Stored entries
● ● ● ●

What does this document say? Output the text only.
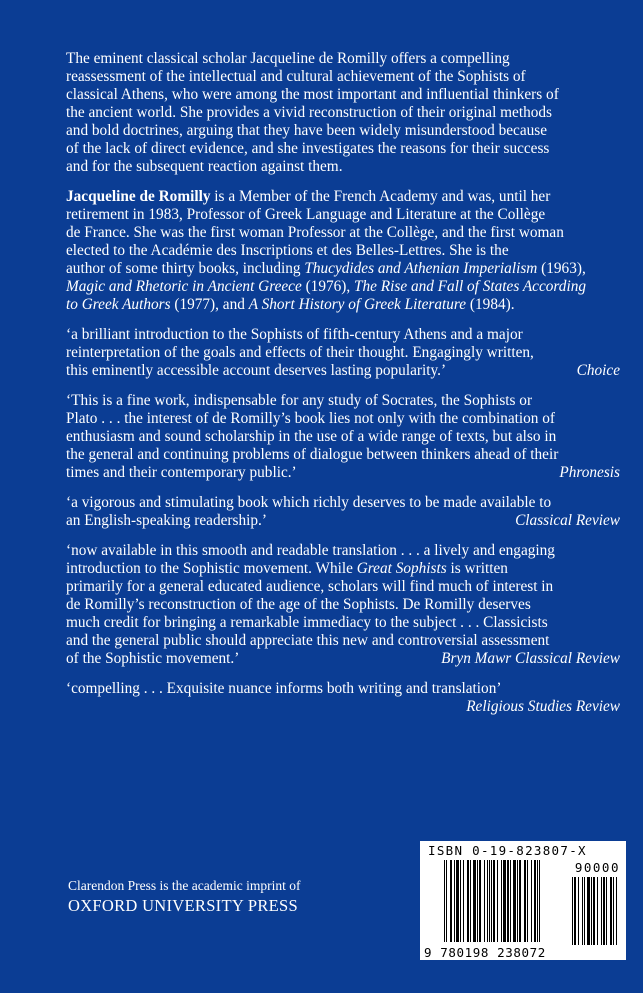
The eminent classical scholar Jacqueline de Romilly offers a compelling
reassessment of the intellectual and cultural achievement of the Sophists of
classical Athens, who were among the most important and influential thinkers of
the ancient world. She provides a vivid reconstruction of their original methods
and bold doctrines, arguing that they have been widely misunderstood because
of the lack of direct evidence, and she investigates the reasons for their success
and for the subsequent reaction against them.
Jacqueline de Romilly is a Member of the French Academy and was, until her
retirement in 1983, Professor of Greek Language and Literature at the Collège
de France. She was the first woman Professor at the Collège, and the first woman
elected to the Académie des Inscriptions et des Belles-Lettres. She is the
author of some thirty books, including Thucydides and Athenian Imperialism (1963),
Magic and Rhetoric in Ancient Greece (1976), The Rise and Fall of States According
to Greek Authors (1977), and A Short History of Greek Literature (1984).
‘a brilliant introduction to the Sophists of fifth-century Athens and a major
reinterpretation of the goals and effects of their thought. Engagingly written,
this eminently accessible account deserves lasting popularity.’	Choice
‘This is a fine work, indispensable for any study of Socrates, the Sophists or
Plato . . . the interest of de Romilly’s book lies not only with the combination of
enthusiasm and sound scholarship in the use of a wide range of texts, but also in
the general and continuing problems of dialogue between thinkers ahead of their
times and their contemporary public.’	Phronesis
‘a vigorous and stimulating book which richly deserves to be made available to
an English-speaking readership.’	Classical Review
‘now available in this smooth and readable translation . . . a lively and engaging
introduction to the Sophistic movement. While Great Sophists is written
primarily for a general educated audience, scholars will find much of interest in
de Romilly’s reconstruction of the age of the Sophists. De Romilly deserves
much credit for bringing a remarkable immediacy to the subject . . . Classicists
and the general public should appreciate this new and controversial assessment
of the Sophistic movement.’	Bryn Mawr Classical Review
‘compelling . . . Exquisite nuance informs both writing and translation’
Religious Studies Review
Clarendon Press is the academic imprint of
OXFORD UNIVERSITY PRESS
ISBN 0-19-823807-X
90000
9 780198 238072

● ● ● ●

TASK DIRECTIONS >> Images do not belong in the copy; reproduce all other parts of the records above verbatim.

TASK OUTPUT >>
What does this document say? Output the text only.
The eminent classical scholar Jacqueline de Romilly offers a compelling
reassessment of the intellectual and cultural achievement of the Sophists of
classical Athens, who were among the most important and influential thinkers of
the ancient world. She provides a vivid reconstruction of their original methods
and bold doctrines, arguing that they have been widely misunderstood because
of the lack of direct evidence, and she investigates the reasons for their success
and for the subsequent reaction against them.
Jacqueline de Romilly is a Member of the French Academy and was, until her
retirement in 1983, Professor of Greek Language and Literature at the Collège
de France. She was the first woman Professor at the Collège, and the first woman
elected to the Académie des Inscriptions et des Belles-Lettres. She is the
author of some thirty books, including Thucydides and Athenian Imperialism (1963),
Magic and Rhetoric in Ancient Greece (1976), The Rise and Fall of States According
to Greek Authors (1977), and A Short History of Greek Literature (1984).
‘a brilliant introduction to the Sophists of fifth-century Athens and a major
reinterpretation of the goals and effects of their thought. Engagingly written,
this eminently accessible account deserves lasting popularity.’	Choice
‘This is a fine work, indispensable for any study of Socrates, the Sophists or
Plato . . . the interest of de Romilly’s book lies not only with the combination of
enthusiasm and sound scholarship in the use of a wide range of texts, but also in
the general and continuing problems of dialogue between thinkers ahead of their
times and their contemporary public.’	Phronesis
‘a vigorous and stimulating book which richly deserves to be made available to
an English-speaking readership.’	Classical Review
‘now available in this smooth and readable translation . . . a lively and engaging
introduction to the Sophistic movement. While Great Sophists is written
primarily for a general educated audience, scholars will find much of interest in
de Romilly’s reconstruction of the age of the Sophists. De Romilly deserves
much credit for bringing a remarkable immediacy to the subject . . . Classicists
and the general public should appreciate this new and controversial assessment
of the Sophistic movement.’	Bryn Mawr Classical Review
‘compelling . . . Exquisite nuance informs both writing and translation’
Religious Studies Review
Clarendon Press is the academic imprint of
OXFORD UNIVERSITY PRESS
ISBN 0-19-823807-X
90000
9 780198 238072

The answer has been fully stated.